» **Exercise**: Skip the pictures and quote all of the lines exactly.
─── Data for this task
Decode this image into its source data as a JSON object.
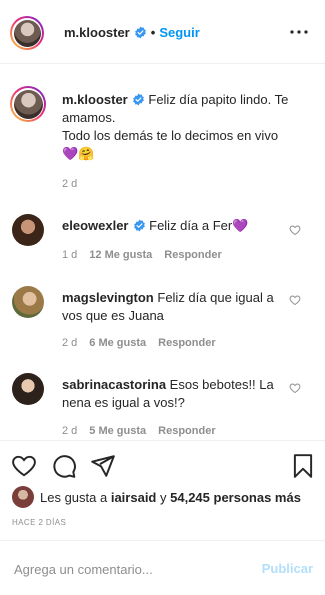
{
  "header": {
    "username": "m.klooster",
    "separator": "•",
    "follow_label": "Seguir",
    "more_icon": "more-horizontal-icon"
  },
  "caption": {
    "username": "m.klooster",
    "line1": "Feliz día papito lindo. Te amamos.",
    "line2": "Todo los demás te lo decimos en vivo",
    "emojis": "💜🤗",
    "time": "2 d"
  },
  "comments": [
    {
      "username": "eleowexler",
      "verified": true,
      "text": "Feliz día a Fer💜",
      "time": "1 d",
      "likes": "12 Me gusta",
      "reply": "Responder"
    },
    {
      "username": "magslevington",
      "verified": false,
      "text": "Feliz día que igual a vos que es Juana",
      "time": "2 d",
      "likes": "6 Me gusta",
      "reply": "Responder"
    },
    {
      "username": "sabrinacastorina",
      "verified": false,
      "text": "Esos bebotes!! La nena es igual a vos!?",
      "time": "2 d",
      "likes": "5 Me gusta",
      "reply": "Responder"
    }
  ],
  "likes": {
    "prefix": "Les gusta a",
    "user": "iairsaid",
    "middle": "y",
    "count": "54,245 personas más"
  },
  "post_time": "HACE 2 DÍAS",
  "comment_box": {
    "placeholder": "Agrega un comentario...",
    "publish_label": "Publicar"
  },
  "colors": {
    "link": "#0095f6",
    "muted": "#8e8e8e",
    "publish_disabled": "#b2dffc",
    "verified": "#3897f0"
  }
}
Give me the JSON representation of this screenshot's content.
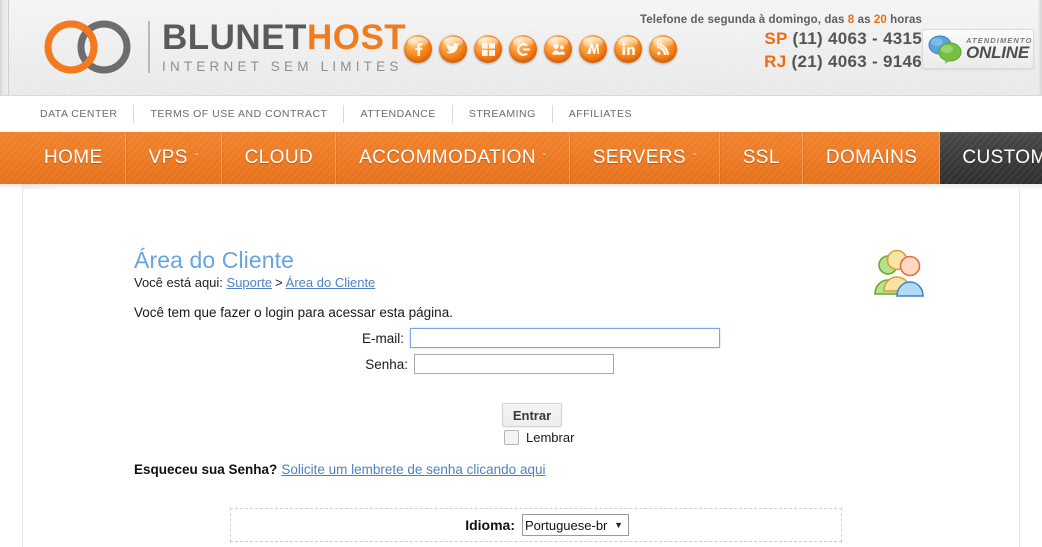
{
  "header": {
    "logo": {
      "main_first": "BLUNET",
      "main_second": "HOST",
      "tagline": "INTERNET SEM LIMITES",
      "mark": "infinity-logo-icon"
    },
    "social": [
      {
        "name": "facebook-icon",
        "glyph": "f"
      },
      {
        "name": "twitter-icon",
        "glyph": "t"
      },
      {
        "name": "windows-icon",
        "glyph": "⊞"
      },
      {
        "name": "google-icon",
        "glyph": "G"
      },
      {
        "name": "orkut-icon",
        "glyph": "o"
      },
      {
        "name": "msn-icon",
        "glyph": "m"
      },
      {
        "name": "linkedin-icon",
        "glyph": "in"
      },
      {
        "name": "rss-icon",
        "glyph": "r"
      }
    ],
    "hours_pre": "Telefone de segunda à domingo, das ",
    "hours_h1": "8",
    "hours_mid": " as ",
    "hours_h2": "20",
    "hours_post": " horas",
    "phone_sp_uf": "SP",
    "phone_sp_num": "(11)  4063 - 4315",
    "phone_rj_uf": "RJ",
    "phone_rj_num": "(21)  4063 - 9146",
    "chat_small": "ATENDIMENTO",
    "chat_big": "ONLINE",
    "chat_icon": "chat-bubbles-icon"
  },
  "subnav": {
    "items": [
      {
        "label": "DATA CENTER"
      },
      {
        "label": "TERMS OF USE AND CONTRACT"
      },
      {
        "label": "ATTENDANCE"
      },
      {
        "label": "STREAMING"
      },
      {
        "label": "AFFILIATES"
      }
    ]
  },
  "mainnav": {
    "items": [
      {
        "label": "HOME",
        "caret": false,
        "active": false
      },
      {
        "label": "VPS",
        "caret": true,
        "active": false
      },
      {
        "label": "CLOUD",
        "caret": false,
        "active": false
      },
      {
        "label": "ACCOMMODATION",
        "caret": true,
        "active": false
      },
      {
        "label": "SERVERS",
        "caret": true,
        "active": false
      },
      {
        "label": "SSL",
        "caret": false,
        "active": false
      },
      {
        "label": "DOMAINS",
        "caret": false,
        "active": false
      },
      {
        "label": "CUSTOMER CENTER",
        "caret": false,
        "active": true
      }
    ],
    "caret_glyph": "ˇ"
  },
  "main": {
    "title": "Área do Cliente",
    "breadcrumb_prefix": "Você está aqui:",
    "breadcrumb_link1": "Suporte",
    "breadcrumb_sep": ">",
    "breadcrumb_link2": "Área do Cliente",
    "login_note": "Você tem que fazer o login para acessar esta página.",
    "people_icon": "users-group-icon",
    "form": {
      "email_label": "E-mail:",
      "email_value": "",
      "password_label": "Senha:",
      "password_value": "",
      "submit_label": "Entrar",
      "remember_label": "Lembrar",
      "remember_checked": false
    },
    "forgot_bold": "Esqueceu sua Senha?",
    "forgot_link": "Solicite um lembrete de senha clicando aqui",
    "language_label": "Idioma:",
    "language_selected": "Portuguese-br",
    "language_arrow": "▼",
    "language_options": [
      "Portuguese-br"
    ]
  },
  "colors": {
    "brand_orange": "#ef7a20",
    "nav_active": "#3b3b3b",
    "link_blue": "#4d82c4",
    "title_blue": "#6ba3e0"
  }
}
──────
» **Answer to this problem**:
Decode this image into its source data as a JSON object.
{
  "header": {
    "username": "m.klooster",
    "separator": "•",
    "follow_label": "Seguir",
    "more_icon": "more-horizontal-icon"
  },
  "caption": {
    "username": "m.klooster",
    "line1": "Feliz día papito lindo. Te amamos.",
    "line2": "Todo los demás te lo decimos en vivo",
    "emojis": "💜🤗",
    "time": "2 d"
  },
  "comments": [
    {
      "username": "eleowexler",
      "verified": true,
      "text": "Feliz día a Fer💜",
      "time": "1 d",
      "likes": "12 Me gusta",
      "reply": "Responder"
    },
    {
      "username": "magslevington",
      "verified": false,
      "text": "Feliz día que igual a vos que es Juana",
      "time": "2 d",
      "likes": "6 Me gusta",
      "reply": "Responder"
    },
    {
      "username": "sabrinacastorina",
      "verified": false,
      "text": "Esos bebotes!! La nena es igual a vos!?",
      "time": "2 d",
      "likes": "5 Me gusta",
      "reply": "Responder"
    }
  ],
  "likes": {
    "prefix": "Les gusta a",
    "user": "iairsaid",
    "middle": "y",
    "count": "54,245 personas más"
  },
  "post_time": "HACE 2 DÍAS",
  "comment_box": {
    "placeholder": "Agrega un comentario...",
    "publish_label": "Publicar"
  },
  "colors": {
    "link": "#0095f6",
    "muted": "#8e8e8e",
    "publish_disabled": "#b2dffc",
    "verified": "#3897f0"
  }
}
Give me the JSON representation of this screenshot's content.
{
  "header": {
    "logo": {
      "main_first": "BLUNET",
      "main_second": "HOST",
      "tagline": "INTERNET SEM LIMITES",
      "mark": "infinity-logo-icon"
    },
    "social": [
      {
        "name": "facebook-icon",
        "glyph": "f"
      },
      {
        "name": "twitter-icon",
        "glyph": "t"
      },
      {
        "name": "windows-icon",
        "glyph": "⊞"
      },
      {
        "name": "google-icon",
        "glyph": "G"
      },
      {
        "name": "orkut-icon",
        "glyph": "o"
      },
      {
        "name": "msn-icon",
        "glyph": "m"
      },
      {
        "name": "linkedin-icon",
        "glyph": "in"
      },
      {
        "name": "rss-icon",
        "glyph": "r"
      }
    ],
    "hours_pre": "Telefone de segunda à domingo, das ",
    "hours_h1": "8",
    "hours_mid": " as ",
    "hours_h2": "20",
    "hours_post": " horas",
    "phone_sp_uf": "SP",
    "phone_sp_num": "(11)  4063 - 4315",
    "phone_rj_uf": "RJ",
    "phone_rj_num": "(21)  4063 - 9146",
    "chat_small": "ATENDIMENTO",
    "chat_big": "ONLINE",
    "chat_icon": "chat-bubbles-icon"
  },
  "subnav": {
    "items": [
      {
        "label": "DATA CENTER"
      },
      {
        "label": "TERMS OF USE AND CONTRACT"
      },
      {
        "label": "ATTENDANCE"
      },
      {
        "label": "STREAMING"
      },
      {
        "label": "AFFILIATES"
      }
    ]
  },
  "mainnav": {
    "items": [
      {
        "label": "HOME",
        "caret": false,
        "active": false
      },
      {
        "label": "VPS",
        "caret": true,
        "active": false
      },
      {
        "label": "CLOUD",
        "caret": false,
        "active": false
      },
      {
        "label": "ACCOMMODATION",
        "caret": true,
        "active": false
      },
      {
        "label": "SERVERS",
        "caret": true,
        "active": false
      },
      {
        "label": "SSL",
        "caret": false,
        "active": false
      },
      {
        "label": "DOMAINS",
        "caret": false,
        "active": false
      },
      {
        "label": "CUSTOMER CENTER",
        "caret": false,
        "active": true
      }
    ],
    "caret_glyph": "ˇ"
  },
  "main": {
    "title": "Área do Cliente",
    "breadcrumb_prefix": "Você está aqui:",
    "breadcrumb_link1": "Suporte",
    "breadcrumb_sep": ">",
    "breadcrumb_link2": "Área do Cliente",
    "login_note": "Você tem que fazer o login para acessar esta página.",
    "people_icon": "users-group-icon",
    "form": {
      "email_label": "E-mail:",
      "email_value": "",
      "password_label": "Senha:",
      "password_value": "",
      "submit_label": "Entrar",
      "remember_label": "Lembrar",
      "remember_checked": false
    },
    "forgot_bold": "Esqueceu sua Senha?",
    "forgot_link": "Solicite um lembrete de senha clicando aqui",
    "language_label": "Idioma:",
    "language_selected": "Portuguese-br",
    "language_arrow": "▼",
    "language_options": [
      "Portuguese-br"
    ]
  },
  "colors": {
    "brand_orange": "#ef7a20",
    "nav_active": "#3b3b3b",
    "link_blue": "#4d82c4",
    "title_blue": "#6ba3e0"
  }
}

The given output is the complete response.